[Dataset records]
○ ○ ○ ○

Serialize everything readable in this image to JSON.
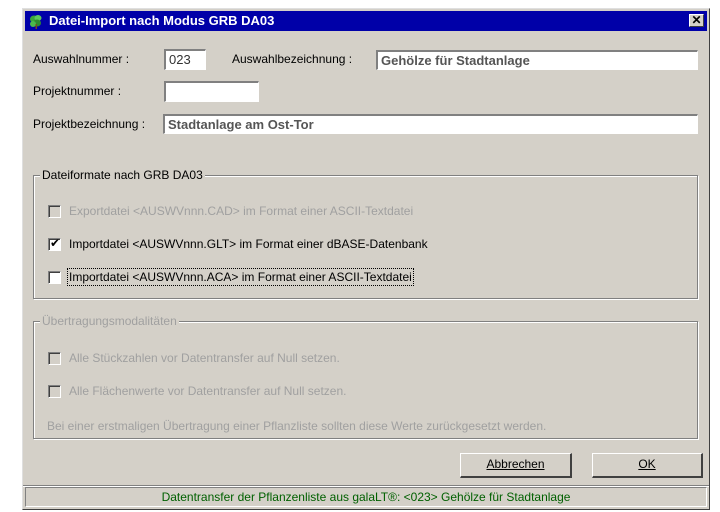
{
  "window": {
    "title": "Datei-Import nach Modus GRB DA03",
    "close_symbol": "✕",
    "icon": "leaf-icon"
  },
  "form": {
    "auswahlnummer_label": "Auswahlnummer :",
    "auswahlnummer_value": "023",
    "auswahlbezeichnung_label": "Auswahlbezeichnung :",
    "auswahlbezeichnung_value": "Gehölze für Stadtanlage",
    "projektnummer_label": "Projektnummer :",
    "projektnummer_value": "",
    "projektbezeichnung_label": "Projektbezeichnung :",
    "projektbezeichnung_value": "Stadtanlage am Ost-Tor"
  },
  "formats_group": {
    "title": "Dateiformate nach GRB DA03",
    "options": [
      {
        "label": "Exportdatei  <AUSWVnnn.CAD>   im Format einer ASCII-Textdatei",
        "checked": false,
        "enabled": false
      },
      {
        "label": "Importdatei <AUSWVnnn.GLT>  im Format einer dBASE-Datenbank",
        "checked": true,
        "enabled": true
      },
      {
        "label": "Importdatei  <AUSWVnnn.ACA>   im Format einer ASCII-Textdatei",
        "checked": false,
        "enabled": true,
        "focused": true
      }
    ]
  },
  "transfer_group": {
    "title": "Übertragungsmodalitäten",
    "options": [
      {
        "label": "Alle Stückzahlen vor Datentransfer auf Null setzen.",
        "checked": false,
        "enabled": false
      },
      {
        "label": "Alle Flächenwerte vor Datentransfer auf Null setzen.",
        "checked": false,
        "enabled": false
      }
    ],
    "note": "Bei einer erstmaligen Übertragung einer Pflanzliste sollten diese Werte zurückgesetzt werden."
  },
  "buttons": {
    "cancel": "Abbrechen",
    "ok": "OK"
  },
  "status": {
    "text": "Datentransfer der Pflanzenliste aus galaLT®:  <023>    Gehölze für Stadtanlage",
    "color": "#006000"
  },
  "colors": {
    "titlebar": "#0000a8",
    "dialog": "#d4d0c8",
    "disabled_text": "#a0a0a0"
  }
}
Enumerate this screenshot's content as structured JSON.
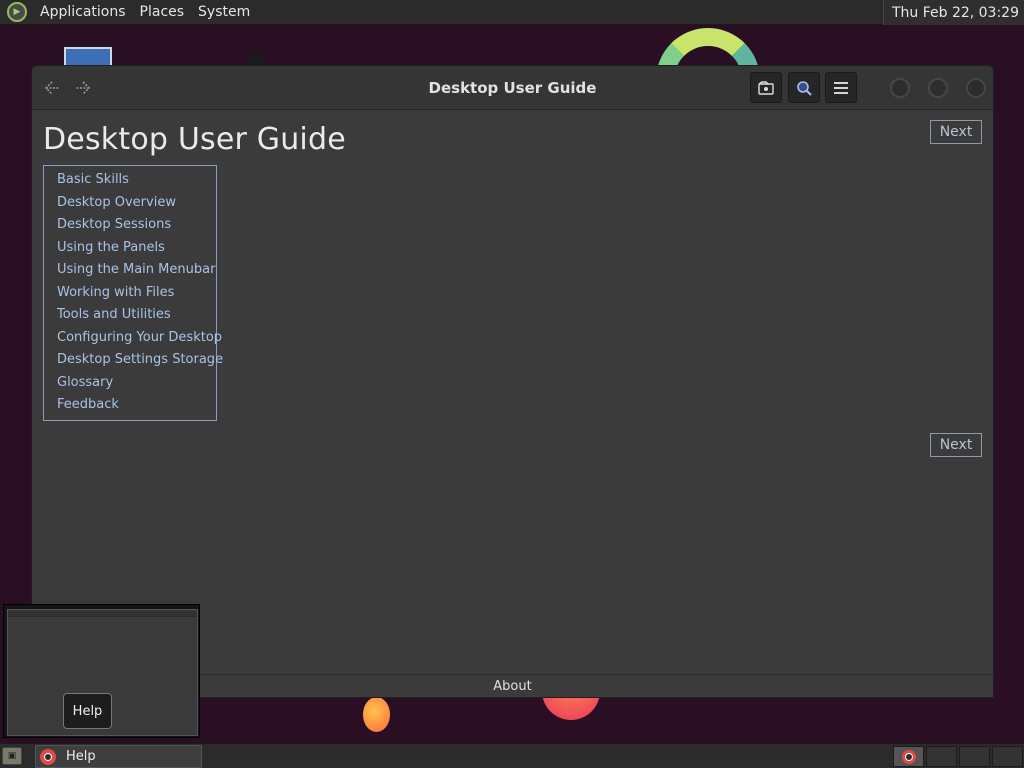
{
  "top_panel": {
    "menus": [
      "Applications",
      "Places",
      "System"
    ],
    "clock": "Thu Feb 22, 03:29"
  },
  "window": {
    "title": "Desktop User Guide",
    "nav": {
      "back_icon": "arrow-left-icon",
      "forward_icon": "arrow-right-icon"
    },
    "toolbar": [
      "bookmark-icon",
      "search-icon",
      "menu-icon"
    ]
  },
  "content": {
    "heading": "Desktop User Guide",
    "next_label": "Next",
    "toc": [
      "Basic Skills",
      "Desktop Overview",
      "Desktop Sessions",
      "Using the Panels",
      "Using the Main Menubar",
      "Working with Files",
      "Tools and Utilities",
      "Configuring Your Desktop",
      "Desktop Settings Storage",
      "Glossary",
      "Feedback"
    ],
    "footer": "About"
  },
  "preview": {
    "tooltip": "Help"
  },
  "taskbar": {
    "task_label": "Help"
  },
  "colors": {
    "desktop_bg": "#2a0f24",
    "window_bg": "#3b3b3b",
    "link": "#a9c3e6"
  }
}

○ ○ ○ ○

**To be done**
Without the pictures, write out all of the material exactly.

**Solution for this exercise**
Serialize everything readable in this image to JSON.
{
  "window": {
    "title": "Datei-Import nach Modus GRB DA03",
    "close_symbol": "✕",
    "icon": "leaf-icon"
  },
  "form": {
    "auswahlnummer_label": "Auswahlnummer :",
    "auswahlnummer_value": "023",
    "auswahlbezeichnung_label": "Auswahlbezeichnung :",
    "auswahlbezeichnung_value": "Gehölze für Stadtanlage",
    "projektnummer_label": "Projektnummer :",
    "projektnummer_value": "",
    "projektbezeichnung_label": "Projektbezeichnung :",
    "projektbezeichnung_value": "Stadtanlage am Ost-Tor"
  },
  "formats_group": {
    "title": "Dateiformate nach GRB DA03",
    "options": [
      {
        "label": "Exportdatei  <AUSWVnnn.CAD>   im Format einer ASCII-Textdatei",
        "checked": false,
        "enabled": false
      },
      {
        "label": "Importdatei <AUSWVnnn.GLT>  im Format einer dBASE-Datenbank",
        "checked": true,
        "enabled": true
      },
      {
        "label": "Importdatei  <AUSWVnnn.ACA>   im Format einer ASCII-Textdatei",
        "checked": false,
        "enabled": true,
        "focused": true
      }
    ]
  },
  "transfer_group": {
    "title": "Übertragungsmodalitäten",
    "options": [
      {
        "label": "Alle Stückzahlen vor Datentransfer auf Null setzen.",
        "checked": false,
        "enabled": false
      },
      {
        "label": "Alle Flächenwerte vor Datentransfer auf Null setzen.",
        "checked": false,
        "enabled": false
      }
    ],
    "note": "Bei einer erstmaligen Übertragung einer Pflanzliste sollten diese Werte zurückgesetzt werden."
  },
  "buttons": {
    "cancel": "Abbrechen",
    "ok": "OK"
  },
  "status": {
    "text": "Datentransfer der Pflanzenliste aus galaLT®:  <023>    Gehölze für Stadtanlage",
    "color": "#006000"
  },
  "colors": {
    "titlebar": "#0000a8",
    "dialog": "#d4d0c8",
    "disabled_text": "#a0a0a0"
  }
}
Enumerate this screenshot's content as structured JSON.
{
  "top_panel": {
    "menus": [
      "Applications",
      "Places",
      "System"
    ],
    "clock": "Thu Feb 22, 03:29"
  },
  "window": {
    "title": "Desktop User Guide",
    "nav": {
      "back_icon": "arrow-left-icon",
      "forward_icon": "arrow-right-icon"
    },
    "toolbar": [
      "bookmark-icon",
      "search-icon",
      "menu-icon"
    ]
  },
  "content": {
    "heading": "Desktop User Guide",
    "next_label": "Next",
    "toc": [
      "Basic Skills",
      "Desktop Overview",
      "Desktop Sessions",
      "Using the Panels",
      "Using the Main Menubar",
      "Working with Files",
      "Tools and Utilities",
      "Configuring Your Desktop",
      "Desktop Settings Storage",
      "Glossary",
      "Feedback"
    ],
    "footer": "About"
  },
  "preview": {
    "tooltip": "Help"
  },
  "taskbar": {
    "task_label": "Help"
  },
  "colors": {
    "desktop_bg": "#2a0f24",
    "window_bg": "#3b3b3b",
    "link": "#a9c3e6"
  }
}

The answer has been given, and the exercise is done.